### SELECTION
-- -- --

Ruler of Damascus
- Reign: 1078–1095
- Predecessor: Atsiz ibn Uvaq
- Successor: Shams al-Muluk Duqaq

Sultan of Aleppo
- Reign: 1094–1095
- Predecessor: Aq Sunqur al-Hajib
- Successor: Fakhr al-Mulk Ridwan
- Died: 25 February 1095 Ray, Seljuk Empire
- Spouse: Safwat al-Mulk
- Issue: Duqaq; Ridwan; Irtash;

Names
- Abu Sa'id Taj al-Dawla Tutush
- Persian name: أبو سعيد تاج الدولة تتش
- House: Seljuk dynasty
- Father: Alp Arslan
- Religion: Sunni Islam

= Tutush I =

Sultan of Damascus from 1092 to 1094

Abu Sa'id Taj al-Dawla Tutush (أبو سعيد تاج الدولة تتش السلجوقي; died 25 February 1095) or Tutush I, was the Seljuk emir of Damascus from 1078 to 1092, and sultan of Damascus from 1092 to 1094.

==Years under Malik Shah==
Tutush was a brother of the Seljuk sultan Malik-Shah I. In 1077, Malik-Shah appointed him to take over the governorship of Syria. Later that year, Tutush reached Aleppo, then ruled by the Mirdasid emir Sabiq ibn Mahmud, and began a three-month-long siege of the city.

In 1078/9, Malik-Shah sent him to Damascus to help Atsiz ibn Uvaq, an independent Turkish warlord who had taken the city in 1076, who was being besieged by the Fatimid forces. After the siege had ended, Tutush had Atsiz executed and installed himself in Damascus. He later expanded his realm by annexing Sidon, Gibelacar, Tiberias, Ramla, Jaffa and Jerusalem, which he granted to Artuk Bey, another Seljuk commander. He later returned to besieging Aleppo and called for reinforcements from Malik-Shah, yet his reinforcements were ambushed and routed by a coalition of Arab tribesmen led by Kilabi chief Abu Za'ida at Wadi Butnan. This forced him to leave Aleppo and to pursue the tribesmen who fled into the desert. Meanwhile, the Aleppines raided Tutush's camp outside the city walls, killing the guards he left behind and seizing all of its provisions. Tutush consequently withdrew to Diyar Bakr where he spent the winter. In 1080, Tutush determined to capture Aleppo by force, in which he wanted to strip it from its nearby defenses; hence, he seized Manbij, Hisn al-Faya (at modern-day al-Bira), Biza'a and Azaz. He later influenced Sabiq to cede the emirate to the Uqaylid emir Muslim ibn Quraysh "Sharaf al-Dawla".

-- -- --

### EXTRACTED INFORMATION
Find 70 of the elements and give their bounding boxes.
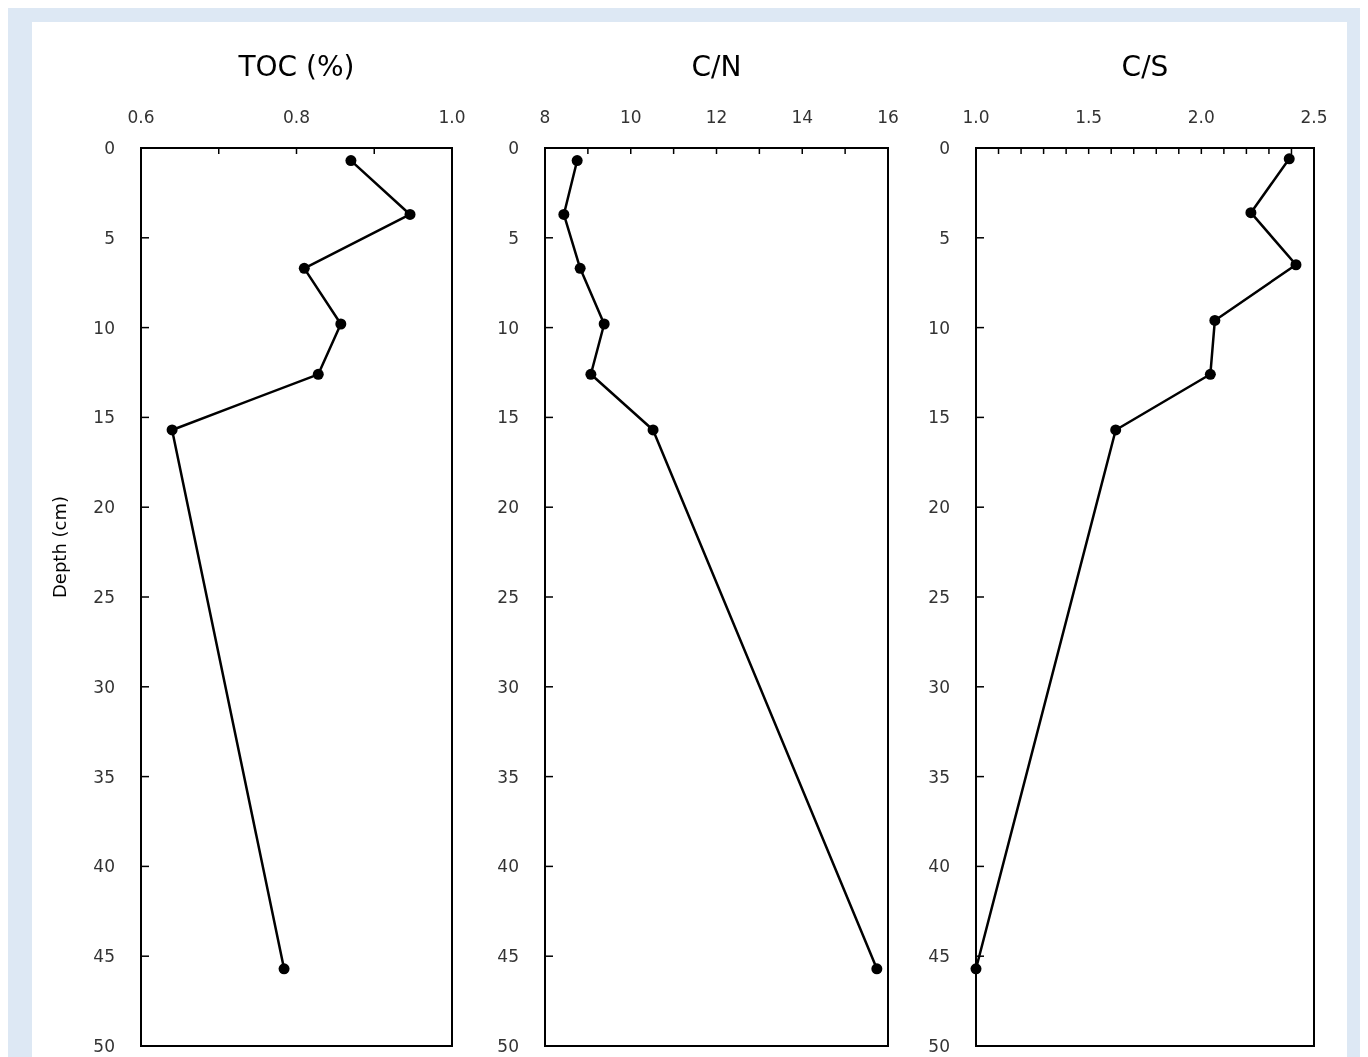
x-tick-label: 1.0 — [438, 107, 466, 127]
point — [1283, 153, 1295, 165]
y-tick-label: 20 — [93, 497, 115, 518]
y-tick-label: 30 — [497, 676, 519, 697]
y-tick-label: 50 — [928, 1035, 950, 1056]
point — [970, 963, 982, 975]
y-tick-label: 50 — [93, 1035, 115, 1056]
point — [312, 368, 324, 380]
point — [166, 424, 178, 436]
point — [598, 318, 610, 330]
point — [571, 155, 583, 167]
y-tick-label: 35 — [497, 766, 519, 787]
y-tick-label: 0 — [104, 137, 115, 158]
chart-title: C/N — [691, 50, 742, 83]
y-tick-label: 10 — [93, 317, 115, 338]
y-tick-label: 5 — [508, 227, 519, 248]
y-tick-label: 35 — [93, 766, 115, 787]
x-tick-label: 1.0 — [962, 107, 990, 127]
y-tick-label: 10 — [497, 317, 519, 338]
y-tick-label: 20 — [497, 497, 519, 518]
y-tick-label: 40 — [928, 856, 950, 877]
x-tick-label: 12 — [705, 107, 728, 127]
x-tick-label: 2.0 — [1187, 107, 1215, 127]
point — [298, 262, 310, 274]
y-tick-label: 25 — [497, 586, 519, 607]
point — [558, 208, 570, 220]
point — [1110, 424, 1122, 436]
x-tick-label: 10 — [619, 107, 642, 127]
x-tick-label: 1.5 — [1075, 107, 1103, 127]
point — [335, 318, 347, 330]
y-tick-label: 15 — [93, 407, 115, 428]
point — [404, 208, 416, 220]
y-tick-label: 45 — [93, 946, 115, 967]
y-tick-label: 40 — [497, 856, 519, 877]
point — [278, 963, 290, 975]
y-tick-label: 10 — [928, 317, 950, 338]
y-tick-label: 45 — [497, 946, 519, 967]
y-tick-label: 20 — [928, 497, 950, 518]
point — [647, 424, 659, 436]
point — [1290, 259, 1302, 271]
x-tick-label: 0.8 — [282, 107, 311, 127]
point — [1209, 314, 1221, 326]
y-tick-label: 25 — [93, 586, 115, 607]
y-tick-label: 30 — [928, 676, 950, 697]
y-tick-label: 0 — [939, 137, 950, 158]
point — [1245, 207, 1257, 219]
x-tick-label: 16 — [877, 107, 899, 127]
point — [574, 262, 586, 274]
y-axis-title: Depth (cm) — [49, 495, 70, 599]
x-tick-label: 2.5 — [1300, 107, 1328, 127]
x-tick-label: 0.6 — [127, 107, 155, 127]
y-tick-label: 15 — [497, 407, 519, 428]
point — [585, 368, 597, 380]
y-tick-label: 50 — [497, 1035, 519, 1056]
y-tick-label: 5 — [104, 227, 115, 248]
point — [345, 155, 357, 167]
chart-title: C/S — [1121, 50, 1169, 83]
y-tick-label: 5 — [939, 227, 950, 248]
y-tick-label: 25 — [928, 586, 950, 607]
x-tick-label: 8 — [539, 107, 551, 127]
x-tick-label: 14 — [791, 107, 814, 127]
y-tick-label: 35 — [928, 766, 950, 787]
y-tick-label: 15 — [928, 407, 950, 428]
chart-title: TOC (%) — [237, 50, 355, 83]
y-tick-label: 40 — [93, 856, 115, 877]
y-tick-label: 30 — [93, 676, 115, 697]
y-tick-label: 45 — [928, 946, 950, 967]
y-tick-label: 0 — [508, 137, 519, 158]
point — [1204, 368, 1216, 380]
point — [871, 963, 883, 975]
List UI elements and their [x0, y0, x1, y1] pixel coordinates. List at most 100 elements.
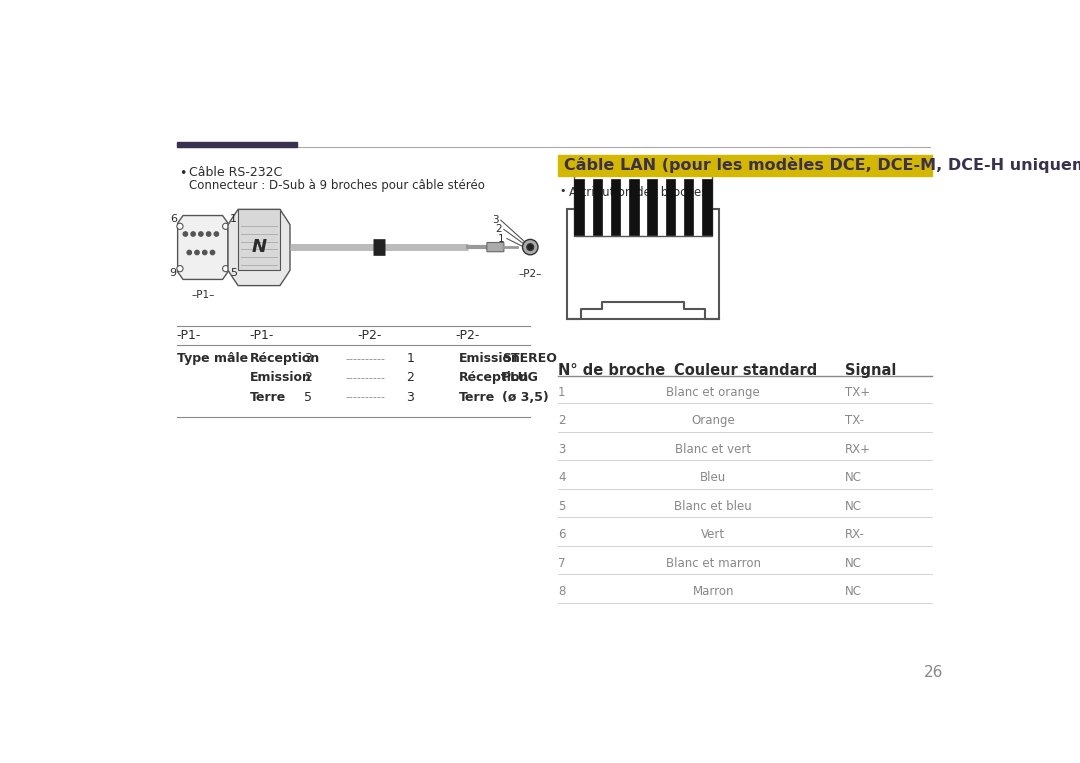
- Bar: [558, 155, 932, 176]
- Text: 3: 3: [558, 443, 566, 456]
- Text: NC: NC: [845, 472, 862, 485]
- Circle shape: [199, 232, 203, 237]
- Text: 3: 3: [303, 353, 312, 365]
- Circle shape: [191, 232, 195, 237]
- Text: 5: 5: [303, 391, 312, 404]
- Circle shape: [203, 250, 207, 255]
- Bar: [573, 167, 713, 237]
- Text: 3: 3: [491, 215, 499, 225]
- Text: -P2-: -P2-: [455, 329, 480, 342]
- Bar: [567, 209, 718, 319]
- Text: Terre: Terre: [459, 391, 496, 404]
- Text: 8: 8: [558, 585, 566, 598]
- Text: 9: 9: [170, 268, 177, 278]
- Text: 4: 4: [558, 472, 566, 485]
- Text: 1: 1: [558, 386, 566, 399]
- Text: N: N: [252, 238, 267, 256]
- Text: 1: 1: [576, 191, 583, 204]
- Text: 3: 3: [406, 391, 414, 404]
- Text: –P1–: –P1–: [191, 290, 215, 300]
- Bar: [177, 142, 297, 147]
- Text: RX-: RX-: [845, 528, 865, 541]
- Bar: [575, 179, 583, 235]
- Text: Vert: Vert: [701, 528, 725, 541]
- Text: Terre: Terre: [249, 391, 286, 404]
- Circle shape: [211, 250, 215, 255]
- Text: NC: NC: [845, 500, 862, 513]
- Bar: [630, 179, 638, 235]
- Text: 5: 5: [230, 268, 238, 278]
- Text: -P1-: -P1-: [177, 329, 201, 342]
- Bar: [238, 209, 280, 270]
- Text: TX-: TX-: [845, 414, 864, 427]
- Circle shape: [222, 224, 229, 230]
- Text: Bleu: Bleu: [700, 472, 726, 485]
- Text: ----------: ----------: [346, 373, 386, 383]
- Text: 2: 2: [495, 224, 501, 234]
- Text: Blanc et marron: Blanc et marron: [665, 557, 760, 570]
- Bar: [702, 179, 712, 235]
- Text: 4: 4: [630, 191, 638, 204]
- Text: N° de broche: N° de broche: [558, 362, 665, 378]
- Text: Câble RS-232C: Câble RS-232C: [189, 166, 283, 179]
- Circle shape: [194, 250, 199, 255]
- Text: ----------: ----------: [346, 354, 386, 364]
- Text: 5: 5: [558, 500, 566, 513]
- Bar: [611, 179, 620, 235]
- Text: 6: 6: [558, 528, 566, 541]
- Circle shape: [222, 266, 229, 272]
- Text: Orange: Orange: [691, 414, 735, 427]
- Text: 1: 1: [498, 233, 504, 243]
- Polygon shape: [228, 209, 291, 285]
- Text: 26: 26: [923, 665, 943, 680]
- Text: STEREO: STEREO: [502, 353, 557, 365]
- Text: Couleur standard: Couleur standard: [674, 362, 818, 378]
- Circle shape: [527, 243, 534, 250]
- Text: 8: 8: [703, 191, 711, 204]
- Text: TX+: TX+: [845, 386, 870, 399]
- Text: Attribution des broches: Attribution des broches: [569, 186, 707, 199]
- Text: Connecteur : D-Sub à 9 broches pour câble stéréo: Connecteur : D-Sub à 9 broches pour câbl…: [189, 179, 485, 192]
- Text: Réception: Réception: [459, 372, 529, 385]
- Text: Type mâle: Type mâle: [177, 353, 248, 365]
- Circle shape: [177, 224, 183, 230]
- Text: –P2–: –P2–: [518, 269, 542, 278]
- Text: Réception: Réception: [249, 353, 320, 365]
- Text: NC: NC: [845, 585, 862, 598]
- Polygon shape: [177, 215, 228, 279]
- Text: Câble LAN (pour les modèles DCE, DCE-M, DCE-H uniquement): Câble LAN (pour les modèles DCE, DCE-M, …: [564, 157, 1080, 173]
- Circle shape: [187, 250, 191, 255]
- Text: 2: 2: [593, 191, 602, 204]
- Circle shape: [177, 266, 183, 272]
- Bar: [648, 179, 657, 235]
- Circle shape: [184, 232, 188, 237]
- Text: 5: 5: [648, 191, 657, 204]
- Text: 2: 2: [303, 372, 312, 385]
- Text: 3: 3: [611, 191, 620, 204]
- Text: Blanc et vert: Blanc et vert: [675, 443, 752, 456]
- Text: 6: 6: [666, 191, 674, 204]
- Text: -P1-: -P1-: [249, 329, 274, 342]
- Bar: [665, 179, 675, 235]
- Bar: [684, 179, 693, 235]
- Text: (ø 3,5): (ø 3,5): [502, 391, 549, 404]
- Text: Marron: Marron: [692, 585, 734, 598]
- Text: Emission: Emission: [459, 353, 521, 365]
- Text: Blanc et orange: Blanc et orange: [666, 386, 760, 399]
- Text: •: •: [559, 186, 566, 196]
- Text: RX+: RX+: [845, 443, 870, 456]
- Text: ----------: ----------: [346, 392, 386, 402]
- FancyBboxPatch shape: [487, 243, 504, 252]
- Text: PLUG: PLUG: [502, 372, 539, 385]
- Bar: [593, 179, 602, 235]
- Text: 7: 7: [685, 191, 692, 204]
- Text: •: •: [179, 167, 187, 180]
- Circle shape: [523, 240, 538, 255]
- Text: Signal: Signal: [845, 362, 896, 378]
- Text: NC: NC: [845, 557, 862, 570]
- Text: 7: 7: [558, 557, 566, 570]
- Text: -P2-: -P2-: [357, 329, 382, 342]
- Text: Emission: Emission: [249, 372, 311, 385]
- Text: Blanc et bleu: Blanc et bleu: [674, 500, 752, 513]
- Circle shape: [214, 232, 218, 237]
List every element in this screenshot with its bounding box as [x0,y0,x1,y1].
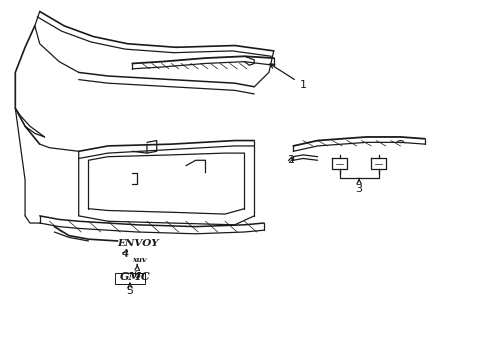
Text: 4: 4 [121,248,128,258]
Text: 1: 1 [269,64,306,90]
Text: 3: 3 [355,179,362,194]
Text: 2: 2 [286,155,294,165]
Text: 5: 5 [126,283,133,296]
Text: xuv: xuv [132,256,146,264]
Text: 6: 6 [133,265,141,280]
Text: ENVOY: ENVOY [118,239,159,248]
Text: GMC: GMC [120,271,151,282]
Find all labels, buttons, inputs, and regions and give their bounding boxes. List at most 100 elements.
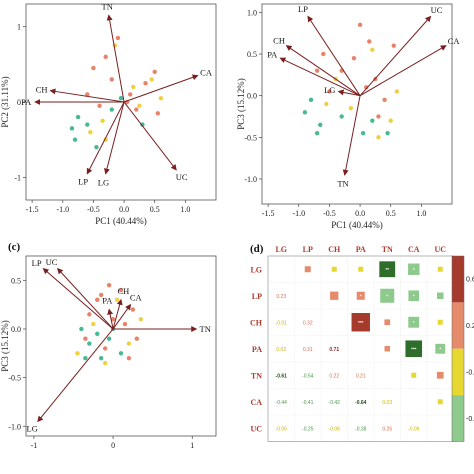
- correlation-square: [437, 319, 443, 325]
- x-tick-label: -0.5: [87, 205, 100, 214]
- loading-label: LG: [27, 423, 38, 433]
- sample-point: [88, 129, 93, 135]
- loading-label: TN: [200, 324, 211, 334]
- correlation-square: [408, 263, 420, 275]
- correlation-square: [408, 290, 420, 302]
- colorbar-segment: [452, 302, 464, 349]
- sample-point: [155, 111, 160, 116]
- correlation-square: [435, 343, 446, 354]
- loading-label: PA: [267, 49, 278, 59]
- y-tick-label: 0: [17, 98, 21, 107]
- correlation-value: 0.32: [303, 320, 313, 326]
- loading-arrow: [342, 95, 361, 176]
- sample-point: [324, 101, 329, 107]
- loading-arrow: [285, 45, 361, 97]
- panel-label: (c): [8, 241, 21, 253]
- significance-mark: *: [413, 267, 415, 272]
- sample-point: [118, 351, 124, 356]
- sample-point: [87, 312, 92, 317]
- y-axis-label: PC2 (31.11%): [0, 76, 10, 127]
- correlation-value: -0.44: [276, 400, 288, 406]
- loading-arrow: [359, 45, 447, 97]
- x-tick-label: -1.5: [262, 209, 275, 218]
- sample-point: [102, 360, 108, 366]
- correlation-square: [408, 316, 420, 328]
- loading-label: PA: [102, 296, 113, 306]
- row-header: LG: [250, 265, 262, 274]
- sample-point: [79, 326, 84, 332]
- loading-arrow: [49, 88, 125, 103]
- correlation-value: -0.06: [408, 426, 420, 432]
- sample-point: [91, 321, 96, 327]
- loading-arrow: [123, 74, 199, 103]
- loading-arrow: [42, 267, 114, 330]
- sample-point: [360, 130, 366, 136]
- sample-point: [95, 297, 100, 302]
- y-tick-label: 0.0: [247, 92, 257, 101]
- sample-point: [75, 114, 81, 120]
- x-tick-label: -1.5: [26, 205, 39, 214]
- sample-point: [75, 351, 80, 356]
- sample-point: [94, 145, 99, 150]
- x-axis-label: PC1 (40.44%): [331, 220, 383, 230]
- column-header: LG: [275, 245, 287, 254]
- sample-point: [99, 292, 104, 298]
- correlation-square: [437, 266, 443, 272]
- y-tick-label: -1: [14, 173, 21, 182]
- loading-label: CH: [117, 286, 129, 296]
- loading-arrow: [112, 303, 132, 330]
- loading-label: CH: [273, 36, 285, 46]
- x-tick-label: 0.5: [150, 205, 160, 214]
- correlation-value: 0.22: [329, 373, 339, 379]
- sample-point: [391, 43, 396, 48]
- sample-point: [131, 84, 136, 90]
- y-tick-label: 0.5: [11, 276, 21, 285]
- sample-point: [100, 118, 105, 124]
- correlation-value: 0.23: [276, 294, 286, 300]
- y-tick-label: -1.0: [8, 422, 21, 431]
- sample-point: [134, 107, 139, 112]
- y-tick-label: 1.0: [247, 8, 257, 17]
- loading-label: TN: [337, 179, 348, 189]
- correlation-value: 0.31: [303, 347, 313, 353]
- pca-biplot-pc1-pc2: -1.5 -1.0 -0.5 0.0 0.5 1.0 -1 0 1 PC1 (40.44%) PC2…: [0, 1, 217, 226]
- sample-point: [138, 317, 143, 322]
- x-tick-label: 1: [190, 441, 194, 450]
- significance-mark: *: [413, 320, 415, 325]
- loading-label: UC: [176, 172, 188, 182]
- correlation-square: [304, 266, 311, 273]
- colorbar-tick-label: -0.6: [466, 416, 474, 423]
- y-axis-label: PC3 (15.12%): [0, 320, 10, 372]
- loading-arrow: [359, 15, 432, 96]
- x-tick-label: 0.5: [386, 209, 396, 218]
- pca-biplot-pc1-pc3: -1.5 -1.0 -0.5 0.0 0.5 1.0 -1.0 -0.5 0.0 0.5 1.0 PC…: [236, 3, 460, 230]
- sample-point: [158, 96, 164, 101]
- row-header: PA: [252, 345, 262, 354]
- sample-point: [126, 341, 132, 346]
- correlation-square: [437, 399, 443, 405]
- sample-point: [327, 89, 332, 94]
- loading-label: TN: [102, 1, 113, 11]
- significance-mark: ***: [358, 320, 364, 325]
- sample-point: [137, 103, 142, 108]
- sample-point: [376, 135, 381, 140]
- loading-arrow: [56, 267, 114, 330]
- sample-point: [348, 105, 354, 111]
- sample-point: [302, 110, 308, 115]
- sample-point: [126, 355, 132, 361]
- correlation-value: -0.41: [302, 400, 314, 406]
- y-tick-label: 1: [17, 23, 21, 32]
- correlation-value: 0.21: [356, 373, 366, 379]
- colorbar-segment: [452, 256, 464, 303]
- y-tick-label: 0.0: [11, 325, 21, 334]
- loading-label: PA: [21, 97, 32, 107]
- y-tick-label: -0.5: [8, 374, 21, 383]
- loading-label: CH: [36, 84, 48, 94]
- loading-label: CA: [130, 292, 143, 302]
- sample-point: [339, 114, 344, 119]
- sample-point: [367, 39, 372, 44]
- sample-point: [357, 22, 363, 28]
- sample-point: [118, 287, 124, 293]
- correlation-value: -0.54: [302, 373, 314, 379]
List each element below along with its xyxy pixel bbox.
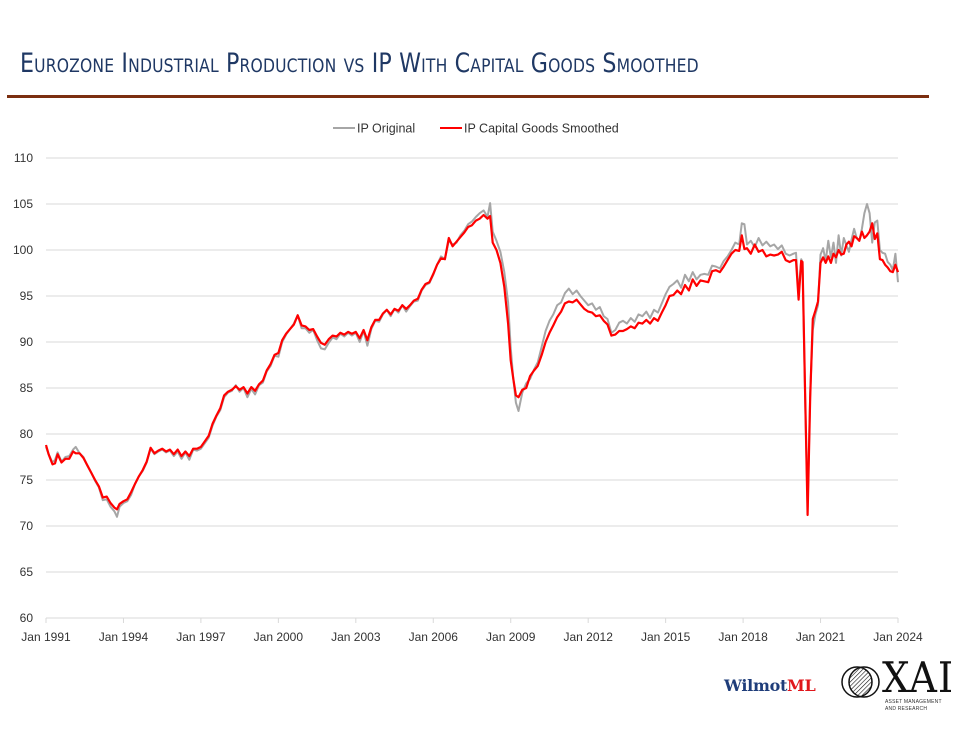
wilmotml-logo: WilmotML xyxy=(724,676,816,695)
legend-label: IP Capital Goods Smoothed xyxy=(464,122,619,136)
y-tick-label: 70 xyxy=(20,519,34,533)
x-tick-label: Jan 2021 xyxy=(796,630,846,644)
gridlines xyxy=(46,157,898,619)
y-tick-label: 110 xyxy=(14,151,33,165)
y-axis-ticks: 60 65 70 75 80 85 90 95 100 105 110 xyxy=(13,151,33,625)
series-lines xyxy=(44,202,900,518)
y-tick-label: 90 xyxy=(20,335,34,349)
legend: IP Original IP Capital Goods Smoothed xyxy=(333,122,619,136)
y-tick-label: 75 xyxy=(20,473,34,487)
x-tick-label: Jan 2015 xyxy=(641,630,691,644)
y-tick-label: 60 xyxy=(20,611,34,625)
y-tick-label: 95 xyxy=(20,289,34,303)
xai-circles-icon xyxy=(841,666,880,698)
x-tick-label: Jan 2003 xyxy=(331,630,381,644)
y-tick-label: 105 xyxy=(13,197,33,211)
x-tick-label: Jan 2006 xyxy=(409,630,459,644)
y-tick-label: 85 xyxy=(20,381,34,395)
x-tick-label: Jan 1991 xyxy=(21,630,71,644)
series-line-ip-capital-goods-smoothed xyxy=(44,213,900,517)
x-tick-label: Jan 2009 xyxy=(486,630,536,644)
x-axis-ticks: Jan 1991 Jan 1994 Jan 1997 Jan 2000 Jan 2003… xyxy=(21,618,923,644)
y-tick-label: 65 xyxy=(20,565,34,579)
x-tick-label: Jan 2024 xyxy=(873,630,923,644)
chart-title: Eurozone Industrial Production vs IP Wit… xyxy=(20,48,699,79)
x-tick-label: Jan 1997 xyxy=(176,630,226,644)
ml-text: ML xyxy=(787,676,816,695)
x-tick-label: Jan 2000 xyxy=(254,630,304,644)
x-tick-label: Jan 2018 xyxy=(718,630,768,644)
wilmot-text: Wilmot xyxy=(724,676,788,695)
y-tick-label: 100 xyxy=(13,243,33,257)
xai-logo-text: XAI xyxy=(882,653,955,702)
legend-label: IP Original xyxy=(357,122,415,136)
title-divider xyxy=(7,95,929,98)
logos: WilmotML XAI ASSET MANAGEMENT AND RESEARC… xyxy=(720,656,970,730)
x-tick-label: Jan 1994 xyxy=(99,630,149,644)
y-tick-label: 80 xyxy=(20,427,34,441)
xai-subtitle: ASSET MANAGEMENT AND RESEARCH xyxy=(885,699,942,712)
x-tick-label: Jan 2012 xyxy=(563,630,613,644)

-- -- --

### EXERCISES
- a) Answer these questions from the article on Tutush I, marking each answer as its question is marked:
(i) Who was Tutush's father?
(ii) Where did Tutush die?
(iii) Who led the coalition of Arab tribesmen that ambushed his reinforcements at Wadi Butnan?
- b) Rewrite the passage of the article on Tutush I that begins at the words "Abu Sa'id Taj al-Dawla Tutush (أبو" and stops after "of the city.", putting "administration" in place of "governorship".

### ANSWERS PER TASK
- a)
(i) Alp Arslan
(ii) Ray, in the Seljuk Empire
(iii) The Kilabi chief Abu Za'ida

- b)
Abu Sa'id Taj al-Dawla Tutush (أبو سعيد تاج الدولة تتش السلجوقي; died 25 February 1095) or Tutush I, was the Seljuk emir of Damascus from 1078 to 1092, and sultan of Damascus from 1092 to 1094.

==Years under Malik Shah==
Tutush was a brother of the Seljuk sultan Malik-Shah I. In 1077, Malik-Shah appointed him to take over the administration of Syria. Later that year, Tutush reached Aleppo, then ruled by the Mirdasid emir Sabiq ibn Mahmud, and began a three-month-long siege of the city.